start RECORDS PROVIDED
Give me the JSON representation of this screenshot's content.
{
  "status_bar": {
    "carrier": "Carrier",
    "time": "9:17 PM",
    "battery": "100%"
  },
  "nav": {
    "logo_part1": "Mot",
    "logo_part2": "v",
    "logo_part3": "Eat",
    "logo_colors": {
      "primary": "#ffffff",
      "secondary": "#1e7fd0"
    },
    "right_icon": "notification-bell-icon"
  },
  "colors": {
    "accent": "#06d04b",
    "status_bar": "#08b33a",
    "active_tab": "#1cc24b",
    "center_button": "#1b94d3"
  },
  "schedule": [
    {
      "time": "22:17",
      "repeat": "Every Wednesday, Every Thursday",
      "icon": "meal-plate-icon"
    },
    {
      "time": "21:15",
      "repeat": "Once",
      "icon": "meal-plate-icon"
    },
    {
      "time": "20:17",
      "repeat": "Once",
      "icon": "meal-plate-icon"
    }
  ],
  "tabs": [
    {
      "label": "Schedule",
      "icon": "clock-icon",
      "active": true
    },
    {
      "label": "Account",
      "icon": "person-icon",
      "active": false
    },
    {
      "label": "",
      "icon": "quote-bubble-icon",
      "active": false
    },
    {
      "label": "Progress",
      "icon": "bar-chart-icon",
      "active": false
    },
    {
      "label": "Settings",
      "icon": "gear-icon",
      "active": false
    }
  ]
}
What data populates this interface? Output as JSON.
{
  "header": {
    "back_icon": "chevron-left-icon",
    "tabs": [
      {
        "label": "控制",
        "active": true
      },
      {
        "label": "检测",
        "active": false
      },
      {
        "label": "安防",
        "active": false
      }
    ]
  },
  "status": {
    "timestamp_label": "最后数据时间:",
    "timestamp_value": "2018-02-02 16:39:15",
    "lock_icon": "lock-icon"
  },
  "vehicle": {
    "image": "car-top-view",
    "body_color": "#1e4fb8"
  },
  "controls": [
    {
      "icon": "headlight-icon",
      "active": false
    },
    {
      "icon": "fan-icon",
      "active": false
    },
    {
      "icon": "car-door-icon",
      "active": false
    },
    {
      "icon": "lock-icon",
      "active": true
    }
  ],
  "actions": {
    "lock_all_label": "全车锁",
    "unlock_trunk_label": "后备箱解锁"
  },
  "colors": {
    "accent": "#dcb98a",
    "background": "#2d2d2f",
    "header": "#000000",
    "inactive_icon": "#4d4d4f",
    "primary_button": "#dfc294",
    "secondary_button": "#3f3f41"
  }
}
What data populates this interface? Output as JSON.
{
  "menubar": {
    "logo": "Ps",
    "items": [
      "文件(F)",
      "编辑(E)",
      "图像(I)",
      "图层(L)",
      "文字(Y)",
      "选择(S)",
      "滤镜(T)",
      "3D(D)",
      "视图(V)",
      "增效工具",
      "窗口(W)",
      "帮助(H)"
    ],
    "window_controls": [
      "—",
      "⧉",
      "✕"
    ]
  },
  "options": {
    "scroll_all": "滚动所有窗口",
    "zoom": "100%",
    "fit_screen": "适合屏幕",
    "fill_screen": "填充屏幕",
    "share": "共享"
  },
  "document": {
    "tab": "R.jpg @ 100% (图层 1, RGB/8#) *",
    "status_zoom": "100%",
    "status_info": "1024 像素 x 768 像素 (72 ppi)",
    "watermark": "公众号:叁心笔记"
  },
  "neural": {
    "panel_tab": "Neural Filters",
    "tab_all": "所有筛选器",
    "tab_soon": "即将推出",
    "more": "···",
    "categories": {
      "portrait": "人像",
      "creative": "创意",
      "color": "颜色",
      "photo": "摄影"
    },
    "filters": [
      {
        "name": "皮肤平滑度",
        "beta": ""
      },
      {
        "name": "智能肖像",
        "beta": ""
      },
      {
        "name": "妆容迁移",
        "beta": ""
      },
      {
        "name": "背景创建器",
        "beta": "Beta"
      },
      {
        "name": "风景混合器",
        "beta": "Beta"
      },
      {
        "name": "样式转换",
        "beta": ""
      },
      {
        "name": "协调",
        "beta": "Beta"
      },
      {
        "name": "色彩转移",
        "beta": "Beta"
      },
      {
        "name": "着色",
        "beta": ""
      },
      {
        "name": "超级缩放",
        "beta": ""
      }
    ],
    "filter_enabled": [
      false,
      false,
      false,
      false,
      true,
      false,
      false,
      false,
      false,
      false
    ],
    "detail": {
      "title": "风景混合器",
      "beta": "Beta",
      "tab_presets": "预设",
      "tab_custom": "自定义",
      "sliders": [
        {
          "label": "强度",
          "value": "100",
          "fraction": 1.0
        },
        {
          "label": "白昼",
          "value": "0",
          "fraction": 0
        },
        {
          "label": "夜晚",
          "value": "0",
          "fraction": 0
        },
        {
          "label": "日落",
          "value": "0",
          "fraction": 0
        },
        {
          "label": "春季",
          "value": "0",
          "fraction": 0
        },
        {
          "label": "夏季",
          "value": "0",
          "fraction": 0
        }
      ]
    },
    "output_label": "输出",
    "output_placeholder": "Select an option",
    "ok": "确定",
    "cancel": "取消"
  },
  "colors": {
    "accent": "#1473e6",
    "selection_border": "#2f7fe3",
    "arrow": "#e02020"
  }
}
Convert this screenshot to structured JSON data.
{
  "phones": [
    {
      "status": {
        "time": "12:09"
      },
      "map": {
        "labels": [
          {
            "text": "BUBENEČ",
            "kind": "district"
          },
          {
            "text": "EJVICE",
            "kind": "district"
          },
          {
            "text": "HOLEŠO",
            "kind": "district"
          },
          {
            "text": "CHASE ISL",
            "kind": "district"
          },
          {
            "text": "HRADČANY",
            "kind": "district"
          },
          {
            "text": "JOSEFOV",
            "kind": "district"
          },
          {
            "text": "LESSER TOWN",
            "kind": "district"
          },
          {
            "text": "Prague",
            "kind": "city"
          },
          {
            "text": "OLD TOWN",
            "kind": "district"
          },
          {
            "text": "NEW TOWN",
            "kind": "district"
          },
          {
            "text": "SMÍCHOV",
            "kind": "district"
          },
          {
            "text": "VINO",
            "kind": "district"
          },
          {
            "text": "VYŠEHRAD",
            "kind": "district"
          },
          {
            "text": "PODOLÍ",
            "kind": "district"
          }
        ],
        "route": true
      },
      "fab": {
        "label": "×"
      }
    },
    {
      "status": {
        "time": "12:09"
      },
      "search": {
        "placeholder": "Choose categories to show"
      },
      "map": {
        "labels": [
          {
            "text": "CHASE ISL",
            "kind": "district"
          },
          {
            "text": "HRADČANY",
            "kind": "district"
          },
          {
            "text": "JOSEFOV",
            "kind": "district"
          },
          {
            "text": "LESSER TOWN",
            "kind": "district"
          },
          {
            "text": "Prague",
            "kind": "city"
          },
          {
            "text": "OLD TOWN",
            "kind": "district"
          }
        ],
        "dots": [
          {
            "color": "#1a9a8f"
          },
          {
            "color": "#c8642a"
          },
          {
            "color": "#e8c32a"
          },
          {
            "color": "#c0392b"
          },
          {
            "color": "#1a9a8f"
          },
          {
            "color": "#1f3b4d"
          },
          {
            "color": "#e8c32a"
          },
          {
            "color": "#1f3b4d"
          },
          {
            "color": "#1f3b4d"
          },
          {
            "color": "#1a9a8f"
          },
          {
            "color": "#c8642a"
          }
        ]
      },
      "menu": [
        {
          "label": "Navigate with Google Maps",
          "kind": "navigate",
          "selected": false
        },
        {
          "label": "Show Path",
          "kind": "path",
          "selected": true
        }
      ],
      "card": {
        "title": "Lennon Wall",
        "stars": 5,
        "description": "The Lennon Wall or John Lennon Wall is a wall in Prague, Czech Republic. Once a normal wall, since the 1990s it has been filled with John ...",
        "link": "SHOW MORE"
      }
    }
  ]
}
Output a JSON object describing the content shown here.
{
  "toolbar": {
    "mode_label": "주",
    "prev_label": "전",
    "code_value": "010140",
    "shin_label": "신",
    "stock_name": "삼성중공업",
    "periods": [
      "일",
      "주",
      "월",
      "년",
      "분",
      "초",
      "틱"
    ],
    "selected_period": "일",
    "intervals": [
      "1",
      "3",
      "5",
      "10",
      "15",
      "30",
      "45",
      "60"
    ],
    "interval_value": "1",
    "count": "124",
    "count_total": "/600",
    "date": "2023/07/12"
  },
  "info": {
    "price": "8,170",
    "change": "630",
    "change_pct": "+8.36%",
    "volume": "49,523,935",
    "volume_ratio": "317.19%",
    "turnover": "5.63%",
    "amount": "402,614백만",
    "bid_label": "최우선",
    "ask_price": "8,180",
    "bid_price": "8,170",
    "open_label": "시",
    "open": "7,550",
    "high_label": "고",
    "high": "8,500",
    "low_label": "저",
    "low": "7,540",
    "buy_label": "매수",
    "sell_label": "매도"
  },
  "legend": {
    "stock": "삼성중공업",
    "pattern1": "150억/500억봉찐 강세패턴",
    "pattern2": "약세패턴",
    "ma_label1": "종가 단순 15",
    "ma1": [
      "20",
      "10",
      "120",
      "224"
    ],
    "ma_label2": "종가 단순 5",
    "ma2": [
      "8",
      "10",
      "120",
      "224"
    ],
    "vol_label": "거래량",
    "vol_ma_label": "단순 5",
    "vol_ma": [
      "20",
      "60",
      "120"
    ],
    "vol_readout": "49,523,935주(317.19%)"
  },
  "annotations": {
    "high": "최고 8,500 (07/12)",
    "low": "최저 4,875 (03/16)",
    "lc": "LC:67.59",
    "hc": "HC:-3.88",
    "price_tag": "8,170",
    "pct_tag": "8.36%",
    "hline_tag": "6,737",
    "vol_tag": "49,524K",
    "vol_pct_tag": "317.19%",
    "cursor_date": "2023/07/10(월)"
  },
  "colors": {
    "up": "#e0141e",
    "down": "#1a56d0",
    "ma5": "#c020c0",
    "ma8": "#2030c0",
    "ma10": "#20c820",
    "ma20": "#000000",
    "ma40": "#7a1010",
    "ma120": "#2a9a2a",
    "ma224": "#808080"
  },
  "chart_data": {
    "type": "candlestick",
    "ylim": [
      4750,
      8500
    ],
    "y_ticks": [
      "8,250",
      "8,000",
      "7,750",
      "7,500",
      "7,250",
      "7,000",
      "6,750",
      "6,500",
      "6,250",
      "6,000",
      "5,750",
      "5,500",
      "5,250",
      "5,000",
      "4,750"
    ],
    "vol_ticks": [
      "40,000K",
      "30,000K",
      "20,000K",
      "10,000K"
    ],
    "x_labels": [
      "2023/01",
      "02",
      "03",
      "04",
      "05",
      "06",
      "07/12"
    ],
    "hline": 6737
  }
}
end RECORDS PROVIDED
__REQUIREMENT__: Across the data, tally the lines containing "categories" and give back the number alone.

__ANSWER BELOW__: 2